(Data entries)
..........
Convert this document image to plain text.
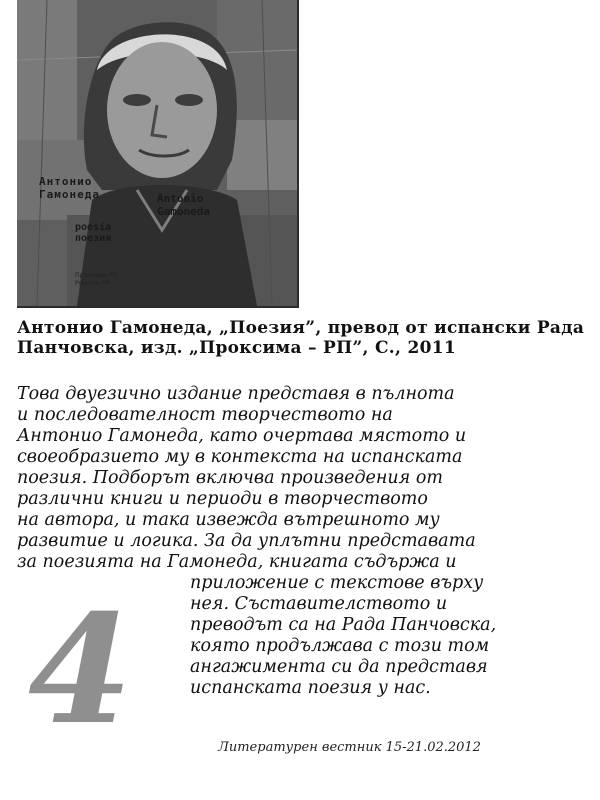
Антонио
Гамонеда	Antonio
Gamoneda
poesía
поезия
Проксима–РП
Proxima–RP
Антонио Гамонеда, „Поезия”, превод от испански Рада Панчовска, изд. „Проксима – РП”, С., 2011
Това двуезично издание представя в пълнота
и последователност творчеството на
Антонио Гамонеда, като очертава мястото и
своеобразието му в контекста на испанската
поезия. Подборът включва произведения от
различни книги и периоди в творчеството
на автора, и така извежда вътрешното му
развитие и логика. За да уплътни представата
за поезията на Гамонеда, книгата съдържа и
приложение с текстове върху
нея. Съставителството и
преводът са на Рада Панчовска,
която продължава с този том
ангажимента си да представя
испанската поезия у нас.
4	Литературен вестник 15-21.02.2012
..........
§ WHAT YOU SHOULD DO: Return only the number of lines in the data above that include the word "представя".

§ TASK RESPONSE: 2